■ **DO THIS**:
Go through the data below. List every line that holds the word "prices".

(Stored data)

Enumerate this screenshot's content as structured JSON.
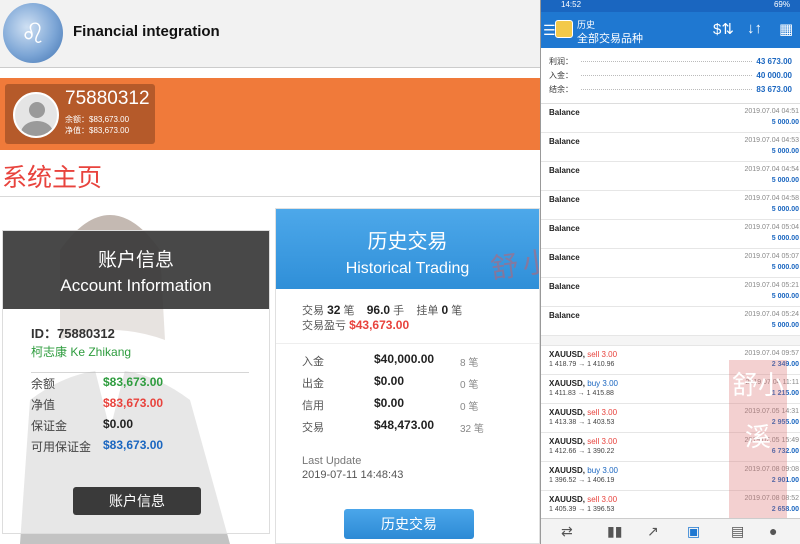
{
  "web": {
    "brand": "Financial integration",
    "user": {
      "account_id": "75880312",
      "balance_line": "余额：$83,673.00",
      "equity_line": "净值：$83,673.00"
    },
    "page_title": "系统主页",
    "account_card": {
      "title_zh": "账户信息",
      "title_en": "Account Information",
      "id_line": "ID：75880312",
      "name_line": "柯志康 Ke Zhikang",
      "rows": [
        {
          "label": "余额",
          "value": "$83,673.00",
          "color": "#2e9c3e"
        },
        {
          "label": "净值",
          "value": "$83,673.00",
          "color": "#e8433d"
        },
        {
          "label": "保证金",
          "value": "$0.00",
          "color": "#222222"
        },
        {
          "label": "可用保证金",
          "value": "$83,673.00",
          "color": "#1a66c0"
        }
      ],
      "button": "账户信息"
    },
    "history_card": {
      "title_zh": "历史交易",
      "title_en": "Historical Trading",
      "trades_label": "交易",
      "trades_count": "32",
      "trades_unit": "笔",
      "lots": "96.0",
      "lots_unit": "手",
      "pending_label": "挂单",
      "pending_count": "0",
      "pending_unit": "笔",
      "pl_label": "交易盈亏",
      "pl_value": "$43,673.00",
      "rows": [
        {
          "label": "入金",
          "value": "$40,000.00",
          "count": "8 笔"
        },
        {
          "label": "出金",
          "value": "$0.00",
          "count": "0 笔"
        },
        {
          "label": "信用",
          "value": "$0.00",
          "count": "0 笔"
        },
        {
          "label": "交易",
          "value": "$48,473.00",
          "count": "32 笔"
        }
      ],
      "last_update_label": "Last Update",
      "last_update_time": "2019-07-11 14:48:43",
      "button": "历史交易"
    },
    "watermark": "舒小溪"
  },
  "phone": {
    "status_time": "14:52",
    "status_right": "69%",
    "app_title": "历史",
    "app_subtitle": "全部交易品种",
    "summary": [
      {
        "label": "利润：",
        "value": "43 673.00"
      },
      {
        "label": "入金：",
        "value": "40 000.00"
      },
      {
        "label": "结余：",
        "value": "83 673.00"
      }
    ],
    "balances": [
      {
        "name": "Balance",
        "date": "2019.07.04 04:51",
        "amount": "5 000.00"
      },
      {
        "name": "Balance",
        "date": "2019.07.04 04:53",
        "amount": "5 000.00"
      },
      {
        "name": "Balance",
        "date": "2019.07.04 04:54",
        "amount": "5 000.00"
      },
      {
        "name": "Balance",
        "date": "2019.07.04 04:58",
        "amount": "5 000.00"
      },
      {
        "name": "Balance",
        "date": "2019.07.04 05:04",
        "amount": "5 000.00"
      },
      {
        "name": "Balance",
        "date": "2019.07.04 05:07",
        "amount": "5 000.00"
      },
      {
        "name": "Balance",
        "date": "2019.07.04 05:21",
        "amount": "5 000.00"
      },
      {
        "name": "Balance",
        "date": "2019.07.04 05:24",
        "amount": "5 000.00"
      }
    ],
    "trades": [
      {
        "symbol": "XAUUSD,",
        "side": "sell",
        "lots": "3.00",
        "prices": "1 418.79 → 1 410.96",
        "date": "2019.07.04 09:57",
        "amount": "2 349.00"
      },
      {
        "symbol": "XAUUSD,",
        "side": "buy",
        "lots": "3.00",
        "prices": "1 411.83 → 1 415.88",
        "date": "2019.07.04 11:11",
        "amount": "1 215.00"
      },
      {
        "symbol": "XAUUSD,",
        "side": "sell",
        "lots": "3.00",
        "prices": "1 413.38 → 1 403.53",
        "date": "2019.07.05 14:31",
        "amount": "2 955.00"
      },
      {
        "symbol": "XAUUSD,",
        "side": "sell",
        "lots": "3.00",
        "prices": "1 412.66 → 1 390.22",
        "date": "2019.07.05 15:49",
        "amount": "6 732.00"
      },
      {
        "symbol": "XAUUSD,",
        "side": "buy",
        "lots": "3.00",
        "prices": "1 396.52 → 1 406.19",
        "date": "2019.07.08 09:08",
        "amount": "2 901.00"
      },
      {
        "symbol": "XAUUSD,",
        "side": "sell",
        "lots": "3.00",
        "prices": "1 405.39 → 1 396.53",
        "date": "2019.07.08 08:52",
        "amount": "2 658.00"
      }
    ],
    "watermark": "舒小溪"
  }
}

...

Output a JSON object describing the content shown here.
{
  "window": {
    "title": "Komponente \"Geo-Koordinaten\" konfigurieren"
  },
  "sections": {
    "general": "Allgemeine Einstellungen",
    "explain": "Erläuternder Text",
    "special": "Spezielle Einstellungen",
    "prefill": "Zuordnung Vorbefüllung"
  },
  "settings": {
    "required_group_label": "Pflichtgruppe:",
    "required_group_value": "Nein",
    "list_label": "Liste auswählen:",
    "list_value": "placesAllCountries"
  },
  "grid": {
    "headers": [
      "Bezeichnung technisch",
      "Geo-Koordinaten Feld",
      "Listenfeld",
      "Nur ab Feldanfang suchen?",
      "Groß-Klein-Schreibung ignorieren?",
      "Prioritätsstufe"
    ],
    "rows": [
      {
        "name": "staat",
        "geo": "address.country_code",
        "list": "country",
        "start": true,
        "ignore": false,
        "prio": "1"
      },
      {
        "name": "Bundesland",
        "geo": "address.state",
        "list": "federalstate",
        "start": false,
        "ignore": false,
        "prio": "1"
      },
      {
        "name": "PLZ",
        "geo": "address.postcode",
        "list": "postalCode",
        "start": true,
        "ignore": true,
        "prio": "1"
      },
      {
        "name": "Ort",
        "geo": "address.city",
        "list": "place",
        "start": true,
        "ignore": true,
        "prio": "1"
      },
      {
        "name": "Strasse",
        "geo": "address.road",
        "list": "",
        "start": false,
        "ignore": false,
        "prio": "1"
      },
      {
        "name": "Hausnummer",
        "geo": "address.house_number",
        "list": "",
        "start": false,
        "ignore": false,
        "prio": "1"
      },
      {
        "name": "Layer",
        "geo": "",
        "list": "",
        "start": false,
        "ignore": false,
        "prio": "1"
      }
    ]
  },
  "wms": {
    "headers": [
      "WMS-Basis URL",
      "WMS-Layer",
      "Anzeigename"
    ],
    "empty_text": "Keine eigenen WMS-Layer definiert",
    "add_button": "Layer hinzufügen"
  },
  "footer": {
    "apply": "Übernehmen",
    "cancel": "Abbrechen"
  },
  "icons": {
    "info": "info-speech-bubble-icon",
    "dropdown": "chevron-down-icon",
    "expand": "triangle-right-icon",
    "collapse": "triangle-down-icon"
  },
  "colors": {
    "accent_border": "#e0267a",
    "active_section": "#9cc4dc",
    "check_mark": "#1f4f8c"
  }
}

■ **ANSWER IN FULL**:
        "prices": "1 418.79 → 1 410.96",
        "prices": "1 411.83 → 1 415.88",
        "prices": "1 413.38 → 1 403.53",
        "prices": "1 412.66 → 1 390.22",
        "prices": "1 396.52 → 1 406.19",
        "prices": "1 405.39 → 1 396.53",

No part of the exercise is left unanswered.